### [EXERCISE INPUTS]
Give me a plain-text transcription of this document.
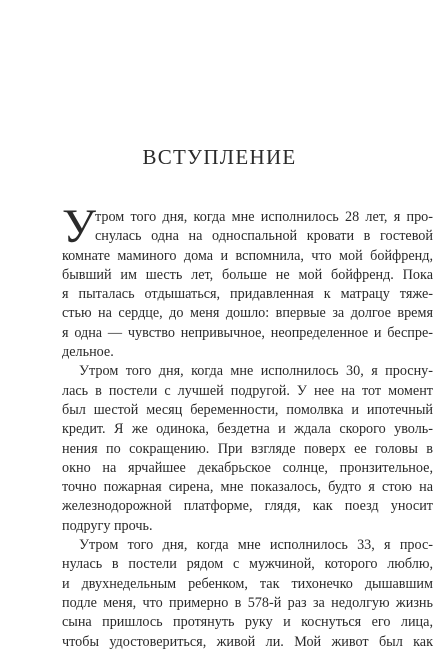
ВСТУПЛЕНИЕ
У тром того дня, когда мне исполнилось 28 лет, я про-
снулась одна на односпальной кровати в гостевой
комнате маминого дома и вспомнила, что мой бойфренд,
бывший им шесть лет, больше не мой бойфренд. Пока
я пыталась отдышаться, придавленная к матрацу тяже-
стью на сердце, до меня дошло: впервые за долгое время
я одна — чувство непривычное, неопределенное и беспре-
дельное.
Утром того дня, когда мне исполнилось 30, я просну-
лась в постели с лучшей подругой. У нее на тот момент
был шестой месяц беременности, помолвка и ипотечный
кредит. Я же одинока, бездетна и ждала скорого уволь-
нения по сокращению. При взгляде поверх ее головы в
окно на ярчайшее декабрьское солнце, пронзительное,
точно пожарная сирена, мне показалось, будто я стою на
железнодорожной платформе, глядя, как поезд уносит
подругу прочь.
Утром того дня, когда мне исполнилось 33, я прос-
нулась в постели рядом с мужчиной, которого люблю,
и двухнедельным ребенком, так тихонечко дышавшим
подле меня, что примерно в 578-й раз за недолгую жизнь
сына пришлось протянуть руку и коснуться его лица,
чтобы удостовериться, живой ли. Мой живот был как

### [PROBLEM TO WORK ON]
Check every line of the data, and copy the ones that contain "исполнилось".

### [SOLUTION TO THE PROBLEM]
У тром того дня, когда мне исполнилось 28 лет, я про-
Утром того дня, когда мне исполнилось 30, я просну-
Утром того дня, когда мне исполнилось 33, я прос-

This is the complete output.